Within the material below, find each line bearing the word "ylabel" and present it.
━━━━━ Data shown ━━━━━
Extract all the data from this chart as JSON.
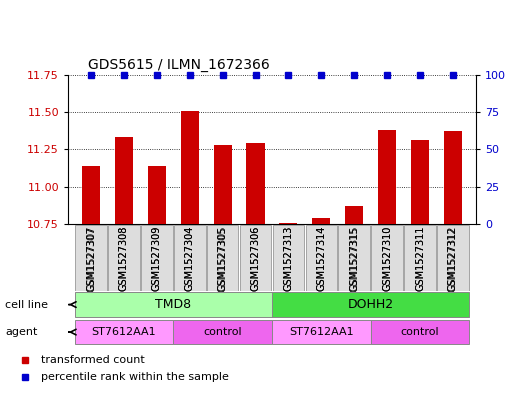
{
  "title": "GDS5615 / ILMN_1672366",
  "samples": [
    "GSM1527307",
    "GSM1527308",
    "GSM1527309",
    "GSM1527304",
    "GSM1527305",
    "GSM1527306",
    "GSM1527313",
    "GSM1527314",
    "GSM1527315",
    "GSM1527310",
    "GSM1527311",
    "GSM1527312"
  ],
  "red_values": [
    11.14,
    11.33,
    11.14,
    11.51,
    11.28,
    11.29,
    10.76,
    10.79,
    10.87,
    11.38,
    11.31,
    11.37
  ],
  "blue_percentiles": [
    100,
    100,
    100,
    100,
    100,
    100,
    100,
    100,
    100,
    100,
    100,
    100
  ],
  "ylim_left": [
    10.75,
    11.75
  ],
  "ylim_right": [
    0,
    100
  ],
  "yticks_left": [
    10.75,
    11.0,
    11.25,
    11.5,
    11.75
  ],
  "yticks_right": [
    0,
    25,
    50,
    75,
    100
  ],
  "cell_line_groups": [
    {
      "label": "TMD8",
      "start": 0,
      "end": 6,
      "color": "#AAFFAA"
    },
    {
      "label": "DOHH2",
      "start": 6,
      "end": 12,
      "color": "#44DD44"
    }
  ],
  "agent_groups": [
    {
      "label": "ST7612AA1",
      "start": 0,
      "end": 3,
      "color": "#FF99FF"
    },
    {
      "label": "control",
      "start": 3,
      "end": 6,
      "color": "#EE66EE"
    },
    {
      "label": "ST7612AA1",
      "start": 6,
      "end": 9,
      "color": "#FF99FF"
    },
    {
      "label": "control",
      "start": 9,
      "end": 12,
      "color": "#EE66EE"
    }
  ],
  "bar_color": "#CC0000",
  "dot_color": "#0000CC",
  "left_tick_color": "#CC0000",
  "right_tick_color": "#0000CC",
  "legend_items": [
    {
      "label": "transformed count",
      "color": "#CC0000"
    },
    {
      "label": "percentile rank within the sample",
      "color": "#0000CC"
    }
  ],
  "cell_line_label": "cell line",
  "agent_label": "agent"
}
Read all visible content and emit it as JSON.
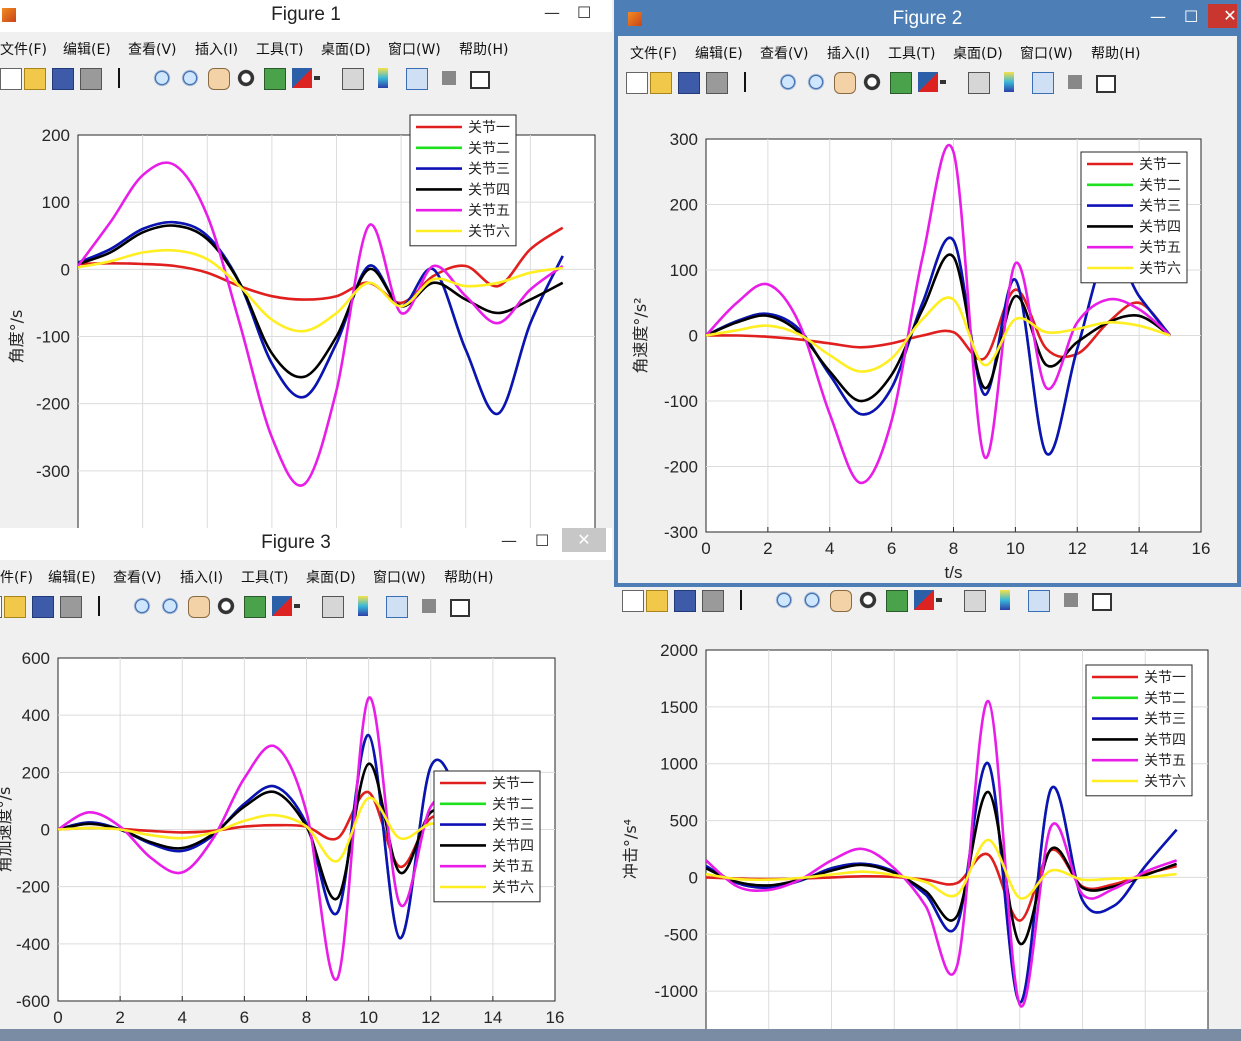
{
  "colors": {
    "joint1": "#e01f1f",
    "joint2": "#1fe01f",
    "joint3": "#1010b8",
    "joint4": "#000000",
    "joint5": "#e81de8",
    "joint6": "#ffee22",
    "active_titlebar": "#4d7fb6"
  },
  "menu": [
    "文件(F)",
    "编辑(E)",
    "查看(V)",
    "插入(I)",
    "工具(T)",
    "桌面(D)",
    "窗口(W)",
    "帮助(H)"
  ],
  "menu_fig3": [
    "件(F)",
    "编辑(E)",
    "查看(V)",
    "插入(I)",
    "工具(T)",
    "桌面(D)",
    "窗口(W)",
    "帮助(H)"
  ],
  "window_controls": {
    "minimize": "—",
    "maximize": "☐",
    "close": "✕"
  },
  "toolbar_icons": [
    "new-figure-icon",
    "open-file-icon",
    "save-icon",
    "print-icon",
    "pointer-icon",
    "zoom-in-icon",
    "zoom-out-icon",
    "pan-hand-icon",
    "rotate-3d-icon",
    "data-cursor-icon",
    "brush-icon",
    "brush-dropdown-icon",
    "link-plot-icon",
    "colorbar-icon",
    "legend-icon",
    "hide-plot-tools-icon",
    "show-plot-tools-icon"
  ],
  "figures": {
    "fig1": {
      "title": "Figure 1"
    },
    "fig2": {
      "title": "Figure 2"
    },
    "fig3": {
      "title": "Figure 3"
    },
    "fig4": {
      "title": ""
    }
  },
  "chart_data": [
    {
      "id": "fig1",
      "type": "line",
      "ylabel": "角度°/s",
      "xlabel": "",
      "xlim": [
        0,
        16
      ],
      "ylim": [
        -400,
        200
      ],
      "yticks": [
        200,
        100,
        0,
        -100,
        -200,
        -300
      ],
      "xticks": [],
      "grid": true,
      "legend_position": "top-right",
      "series": [
        {
          "name": "关节一",
          "x": [
            0,
            1,
            2,
            3,
            4,
            5,
            6,
            7,
            8,
            9,
            10,
            11,
            12,
            13,
            14,
            15
          ],
          "y": [
            8,
            9,
            8,
            5,
            -5,
            -25,
            -40,
            -45,
            -40,
            -20,
            -50,
            -10,
            5,
            -25,
            30,
            62
          ]
        },
        {
          "name": "关节二",
          "x": [
            0,
            1,
            2,
            3,
            4,
            5,
            6,
            7,
            8,
            9,
            10,
            11,
            12,
            13,
            14,
            15
          ],
          "y": [
            10,
            30,
            60,
            70,
            50,
            -20,
            -140,
            -190,
            -110,
            5,
            -55,
            0,
            -120,
            -215,
            -80,
            20
          ]
        },
        {
          "name": "关节三",
          "x": [
            0,
            1,
            2,
            3,
            4,
            5,
            6,
            7,
            8,
            9,
            10,
            11,
            12,
            13,
            14,
            15
          ],
          "y": [
            10,
            30,
            60,
            70,
            50,
            -20,
            -140,
            -190,
            -110,
            5,
            -55,
            0,
            -120,
            -215,
            -80,
            20
          ]
        },
        {
          "name": "关节四",
          "x": [
            0,
            1,
            2,
            3,
            4,
            5,
            6,
            7,
            8,
            9,
            10,
            11,
            12,
            13,
            14,
            15
          ],
          "y": [
            8,
            25,
            55,
            65,
            45,
            -20,
            -125,
            -160,
            -100,
            0,
            -55,
            -20,
            -45,
            -65,
            -45,
            -20
          ]
        },
        {
          "name": "关节五",
          "x": [
            0,
            1,
            2,
            3,
            4,
            5,
            6,
            7,
            8,
            9,
            10,
            11,
            12,
            13,
            14,
            15
          ],
          "y": [
            5,
            70,
            140,
            155,
            80,
            -80,
            -250,
            -320,
            -180,
            65,
            -65,
            5,
            -40,
            -80,
            -30,
            5
          ]
        },
        {
          "name": "关节六",
          "x": [
            0,
            1,
            2,
            3,
            4,
            5,
            6,
            7,
            8,
            9,
            10,
            11,
            12,
            13,
            14,
            15
          ],
          "y": [
            3,
            12,
            25,
            28,
            15,
            -25,
            -75,
            -92,
            -65,
            -20,
            -55,
            -15,
            -25,
            -20,
            -5,
            2
          ]
        }
      ]
    },
    {
      "id": "fig2",
      "type": "line",
      "ylabel": "角速度°/s²",
      "xlabel": "t/s",
      "xlim": [
        0,
        16
      ],
      "ylim": [
        -300,
        300
      ],
      "yticks": [
        300,
        200,
        100,
        0,
        -100,
        -200,
        -300
      ],
      "xticks": [
        0,
        2,
        4,
        6,
        8,
        10,
        12,
        14,
        16
      ],
      "grid": true,
      "legend_position": "top-right",
      "series": [
        {
          "name": "关节一",
          "x": [
            0,
            1,
            2,
            3,
            4,
            5,
            6,
            7,
            8,
            9,
            10,
            11,
            12,
            13,
            14,
            15
          ],
          "y": [
            0,
            0,
            -2,
            -6,
            -12,
            -18,
            -12,
            0,
            5,
            -35,
            70,
            -20,
            -28,
            20,
            50,
            0
          ]
        },
        {
          "name": "关节二",
          "x": [
            0,
            1,
            2,
            3,
            4,
            5,
            6,
            7,
            8,
            9,
            10,
            11,
            12,
            13,
            14,
            15
          ],
          "y": [
            0,
            22,
            33,
            10,
            -60,
            -120,
            -80,
            50,
            145,
            -90,
            85,
            -180,
            -20,
            130,
            60,
            0
          ]
        },
        {
          "name": "关节三",
          "x": [
            0,
            1,
            2,
            3,
            4,
            5,
            6,
            7,
            8,
            9,
            10,
            11,
            12,
            13,
            14,
            15
          ],
          "y": [
            0,
            22,
            33,
            10,
            -60,
            -120,
            -80,
            50,
            145,
            -90,
            85,
            -180,
            -20,
            130,
            60,
            0
          ]
        },
        {
          "name": "关节四",
          "x": [
            0,
            1,
            2,
            3,
            4,
            5,
            6,
            7,
            8,
            9,
            10,
            11,
            12,
            13,
            14,
            15
          ],
          "y": [
            0,
            20,
            30,
            5,
            -55,
            -100,
            -60,
            40,
            120,
            -80,
            60,
            -45,
            -10,
            20,
            30,
            0
          ]
        },
        {
          "name": "关节五",
          "x": [
            0,
            1,
            2,
            3,
            4,
            5,
            6,
            7,
            8,
            9,
            10,
            11,
            12,
            13,
            14,
            15
          ],
          "y": [
            0,
            50,
            78,
            20,
            -120,
            -225,
            -130,
            120,
            280,
            -185,
            110,
            -80,
            20,
            55,
            40,
            0
          ]
        },
        {
          "name": "关节六",
          "x": [
            0,
            1,
            2,
            3,
            4,
            5,
            6,
            7,
            8,
            9,
            10,
            11,
            12,
            13,
            14,
            15
          ],
          "y": [
            0,
            8,
            15,
            2,
            -30,
            -55,
            -35,
            25,
            55,
            -45,
            25,
            5,
            10,
            20,
            15,
            0
          ]
        }
      ]
    },
    {
      "id": "fig3",
      "type": "line",
      "ylabel": "角加速度°/s",
      "xlabel": "",
      "xlim": [
        0,
        16
      ],
      "ylim": [
        -600,
        600
      ],
      "yticks": [
        600,
        400,
        200,
        0,
        -200,
        -400,
        -600
      ],
      "xticks": [
        0,
        2,
        4,
        6,
        8,
        10,
        12,
        14,
        16
      ],
      "grid": true,
      "legend_position": "top-right",
      "series": [
        {
          "name": "关节一",
          "x": [
            0,
            1,
            2,
            3,
            4,
            5,
            6,
            7,
            8,
            9,
            10,
            11,
            12,
            13,
            14,
            15
          ],
          "y": [
            0,
            5,
            2,
            -5,
            -10,
            -5,
            10,
            15,
            10,
            -30,
            130,
            -130,
            40,
            20,
            -50,
            0
          ]
        },
        {
          "name": "关节二",
          "x": [
            0,
            1,
            2,
            3,
            4,
            5,
            6,
            7,
            8,
            9,
            10,
            11,
            12,
            13,
            14,
            15
          ],
          "y": [
            0,
            25,
            0,
            -50,
            -75,
            -20,
            90,
            150,
            20,
            -290,
            330,
            -380,
            220,
            100,
            -140,
            0
          ]
        },
        {
          "name": "关节三",
          "x": [
            0,
            1,
            2,
            3,
            4,
            5,
            6,
            7,
            8,
            9,
            10,
            11,
            12,
            13,
            14,
            15
          ],
          "y": [
            0,
            25,
            0,
            -50,
            -75,
            -20,
            90,
            150,
            20,
            -290,
            330,
            -380,
            220,
            100,
            -140,
            0
          ]
        },
        {
          "name": "关节四",
          "x": [
            0,
            1,
            2,
            3,
            4,
            5,
            6,
            7,
            8,
            9,
            10,
            11,
            12,
            13,
            14,
            15
          ],
          "y": [
            0,
            20,
            0,
            -45,
            -65,
            -15,
            80,
            130,
            10,
            -240,
            230,
            -150,
            60,
            30,
            -30,
            0
          ]
        },
        {
          "name": "关节五",
          "x": [
            0,
            1,
            2,
            3,
            4,
            5,
            6,
            7,
            8,
            9,
            10,
            11,
            12,
            13,
            14,
            15
          ],
          "y": [
            0,
            60,
            10,
            -100,
            -150,
            -30,
            180,
            290,
            60,
            -520,
            460,
            -260,
            80,
            100,
            -40,
            0
          ]
        },
        {
          "name": "关节六",
          "x": [
            0,
            1,
            2,
            3,
            4,
            5,
            6,
            7,
            8,
            9,
            10,
            11,
            12,
            13,
            14,
            15
          ],
          "y": [
            0,
            5,
            0,
            -20,
            -30,
            -10,
            30,
            50,
            10,
            -110,
            110,
            -30,
            20,
            10,
            -10,
            0
          ]
        }
      ]
    },
    {
      "id": "fig4",
      "type": "line",
      "ylabel": "冲击°/s⁴",
      "xlabel": "",
      "xlim": [
        0,
        16
      ],
      "ylim": [
        -1500,
        2000
      ],
      "yticks": [
        2000,
        1500,
        1000,
        500,
        0,
        -500,
        -1000
      ],
      "xticks": [],
      "grid": true,
      "legend_position": "top-right",
      "series": [
        {
          "name": "关节一",
          "x": [
            0,
            1,
            2,
            3,
            4,
            5,
            6,
            7,
            8,
            9,
            10,
            11,
            12,
            13,
            14,
            15
          ],
          "y": [
            0,
            -10,
            -15,
            -10,
            0,
            10,
            5,
            -20,
            -50,
            200,
            -380,
            240,
            -80,
            -60,
            30,
            100
          ]
        },
        {
          "name": "关节二",
          "x": [
            0,
            1,
            2,
            3,
            4,
            5,
            6,
            7,
            8,
            9,
            10,
            11,
            12,
            13,
            14,
            15
          ],
          "y": [
            100,
            -50,
            -90,
            -30,
            80,
            120,
            50,
            -150,
            -420,
            1000,
            -1100,
            780,
            -200,
            -250,
            100,
            420
          ]
        },
        {
          "name": "关节三",
          "x": [
            0,
            1,
            2,
            3,
            4,
            5,
            6,
            7,
            8,
            9,
            10,
            11,
            12,
            13,
            14,
            15
          ],
          "y": [
            100,
            -50,
            -90,
            -30,
            80,
            120,
            50,
            -150,
            -420,
            1000,
            -1100,
            780,
            -200,
            -250,
            100,
            420
          ]
        },
        {
          "name": "关节四",
          "x": [
            0,
            1,
            2,
            3,
            4,
            5,
            6,
            7,
            8,
            9,
            10,
            11,
            12,
            13,
            14,
            15
          ],
          "y": [
            80,
            -40,
            -70,
            -20,
            60,
            110,
            40,
            -120,
            -340,
            750,
            -580,
            250,
            -90,
            -80,
            20,
            120
          ]
        },
        {
          "name": "关节五",
          "x": [
            0,
            1,
            2,
            3,
            4,
            5,
            6,
            7,
            8,
            9,
            10,
            11,
            12,
            13,
            14,
            15
          ],
          "y": [
            150,
            -80,
            -110,
            -20,
            150,
            250,
            80,
            -250,
            -780,
            1550,
            -1120,
            450,
            -150,
            -100,
            50,
            150
          ]
        },
        {
          "name": "关节六",
          "x": [
            0,
            1,
            2,
            3,
            4,
            5,
            6,
            7,
            8,
            9,
            10,
            11,
            12,
            13,
            14,
            15
          ],
          "y": [
            30,
            -15,
            -20,
            -5,
            25,
            50,
            20,
            -40,
            -150,
            330,
            -180,
            60,
            -20,
            -10,
            0,
            30
          ]
        }
      ]
    }
  ]
}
━━━━━
▶ [Result of the exercise]
      "ylabel": "角度°/s",
      "ylabel": "角速度°/s²",
      "ylabel": "角加速度°/s",
      "ylabel": "冲击°/s⁴",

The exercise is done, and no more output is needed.